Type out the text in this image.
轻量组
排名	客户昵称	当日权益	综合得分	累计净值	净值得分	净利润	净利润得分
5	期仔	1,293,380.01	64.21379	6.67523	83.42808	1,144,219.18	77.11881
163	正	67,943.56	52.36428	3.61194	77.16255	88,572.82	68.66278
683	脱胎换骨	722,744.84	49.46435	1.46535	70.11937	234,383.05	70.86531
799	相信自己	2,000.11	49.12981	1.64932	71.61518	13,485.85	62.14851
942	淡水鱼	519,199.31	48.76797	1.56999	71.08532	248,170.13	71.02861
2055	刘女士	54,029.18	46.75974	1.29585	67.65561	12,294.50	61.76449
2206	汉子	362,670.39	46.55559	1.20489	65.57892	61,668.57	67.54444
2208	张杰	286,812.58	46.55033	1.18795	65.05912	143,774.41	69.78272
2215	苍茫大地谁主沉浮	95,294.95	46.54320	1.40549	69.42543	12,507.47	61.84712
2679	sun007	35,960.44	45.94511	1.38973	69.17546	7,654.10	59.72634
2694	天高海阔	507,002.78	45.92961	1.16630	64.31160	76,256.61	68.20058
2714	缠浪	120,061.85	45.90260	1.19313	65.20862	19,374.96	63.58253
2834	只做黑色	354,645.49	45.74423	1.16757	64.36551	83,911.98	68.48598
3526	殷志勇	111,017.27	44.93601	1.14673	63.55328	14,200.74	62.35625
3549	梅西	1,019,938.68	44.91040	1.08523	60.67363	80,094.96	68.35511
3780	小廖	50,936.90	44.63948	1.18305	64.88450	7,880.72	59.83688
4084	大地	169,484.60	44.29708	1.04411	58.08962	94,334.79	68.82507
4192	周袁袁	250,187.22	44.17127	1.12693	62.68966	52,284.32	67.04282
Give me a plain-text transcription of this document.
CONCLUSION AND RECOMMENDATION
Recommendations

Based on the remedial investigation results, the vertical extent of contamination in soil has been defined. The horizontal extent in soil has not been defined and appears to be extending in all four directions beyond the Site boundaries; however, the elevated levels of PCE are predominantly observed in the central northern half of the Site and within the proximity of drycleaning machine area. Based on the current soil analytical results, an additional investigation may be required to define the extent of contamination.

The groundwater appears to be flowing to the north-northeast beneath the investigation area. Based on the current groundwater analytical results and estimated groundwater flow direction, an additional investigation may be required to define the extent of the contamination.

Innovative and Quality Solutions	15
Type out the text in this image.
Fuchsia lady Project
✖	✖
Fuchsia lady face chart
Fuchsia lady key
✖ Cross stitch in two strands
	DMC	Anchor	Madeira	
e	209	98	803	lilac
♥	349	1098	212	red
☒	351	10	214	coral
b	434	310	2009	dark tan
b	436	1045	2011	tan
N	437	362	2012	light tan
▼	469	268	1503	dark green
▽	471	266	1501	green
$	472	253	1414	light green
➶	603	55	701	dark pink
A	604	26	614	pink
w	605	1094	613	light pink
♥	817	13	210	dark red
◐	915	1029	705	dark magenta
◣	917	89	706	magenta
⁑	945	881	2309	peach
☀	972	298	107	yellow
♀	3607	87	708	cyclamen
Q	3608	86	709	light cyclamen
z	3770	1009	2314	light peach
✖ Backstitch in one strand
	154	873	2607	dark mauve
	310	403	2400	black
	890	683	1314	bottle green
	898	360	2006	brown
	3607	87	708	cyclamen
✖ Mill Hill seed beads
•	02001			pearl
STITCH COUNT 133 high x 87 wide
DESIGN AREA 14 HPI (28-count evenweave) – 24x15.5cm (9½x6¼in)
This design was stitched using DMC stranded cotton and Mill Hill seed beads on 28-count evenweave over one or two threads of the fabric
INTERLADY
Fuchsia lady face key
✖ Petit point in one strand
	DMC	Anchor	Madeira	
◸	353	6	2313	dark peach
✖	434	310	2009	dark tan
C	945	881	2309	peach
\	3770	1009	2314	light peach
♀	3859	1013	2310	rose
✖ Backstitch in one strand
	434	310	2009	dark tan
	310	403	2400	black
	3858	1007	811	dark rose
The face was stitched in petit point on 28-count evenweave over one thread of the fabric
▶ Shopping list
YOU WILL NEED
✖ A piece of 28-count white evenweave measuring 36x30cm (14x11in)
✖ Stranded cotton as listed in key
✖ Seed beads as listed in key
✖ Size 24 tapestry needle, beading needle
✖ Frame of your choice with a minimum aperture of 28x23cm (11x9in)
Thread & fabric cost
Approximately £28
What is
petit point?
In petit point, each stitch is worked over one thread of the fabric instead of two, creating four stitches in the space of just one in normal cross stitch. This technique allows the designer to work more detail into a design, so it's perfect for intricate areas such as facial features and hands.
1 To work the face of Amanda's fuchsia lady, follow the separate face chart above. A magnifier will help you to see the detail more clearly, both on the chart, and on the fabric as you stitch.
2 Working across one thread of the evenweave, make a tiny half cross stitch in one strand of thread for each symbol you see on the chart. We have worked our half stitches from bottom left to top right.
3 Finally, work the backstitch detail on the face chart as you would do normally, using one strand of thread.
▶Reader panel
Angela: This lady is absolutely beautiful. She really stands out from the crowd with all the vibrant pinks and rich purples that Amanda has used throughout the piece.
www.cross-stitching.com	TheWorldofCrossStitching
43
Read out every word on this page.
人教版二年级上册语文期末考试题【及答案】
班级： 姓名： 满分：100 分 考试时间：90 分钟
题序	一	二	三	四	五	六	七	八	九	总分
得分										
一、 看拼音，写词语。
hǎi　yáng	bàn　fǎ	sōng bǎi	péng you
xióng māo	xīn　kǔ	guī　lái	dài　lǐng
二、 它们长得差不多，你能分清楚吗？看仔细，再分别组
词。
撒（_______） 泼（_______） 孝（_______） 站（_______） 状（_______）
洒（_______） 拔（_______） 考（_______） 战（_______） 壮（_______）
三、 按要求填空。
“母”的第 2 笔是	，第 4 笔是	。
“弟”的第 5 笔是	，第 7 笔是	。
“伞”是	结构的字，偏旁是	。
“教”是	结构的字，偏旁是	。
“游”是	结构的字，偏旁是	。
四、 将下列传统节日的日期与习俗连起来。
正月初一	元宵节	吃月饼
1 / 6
========
### Set problem
Filter the records above for lines containing the word "Mill", and copy those lines.

### Exercise answer
✖ Mill Hill seed beads
This design was stitched using DMC stranded cotton and Mill Hill seed beads on 28-count evenweave over one or two threads of the fabric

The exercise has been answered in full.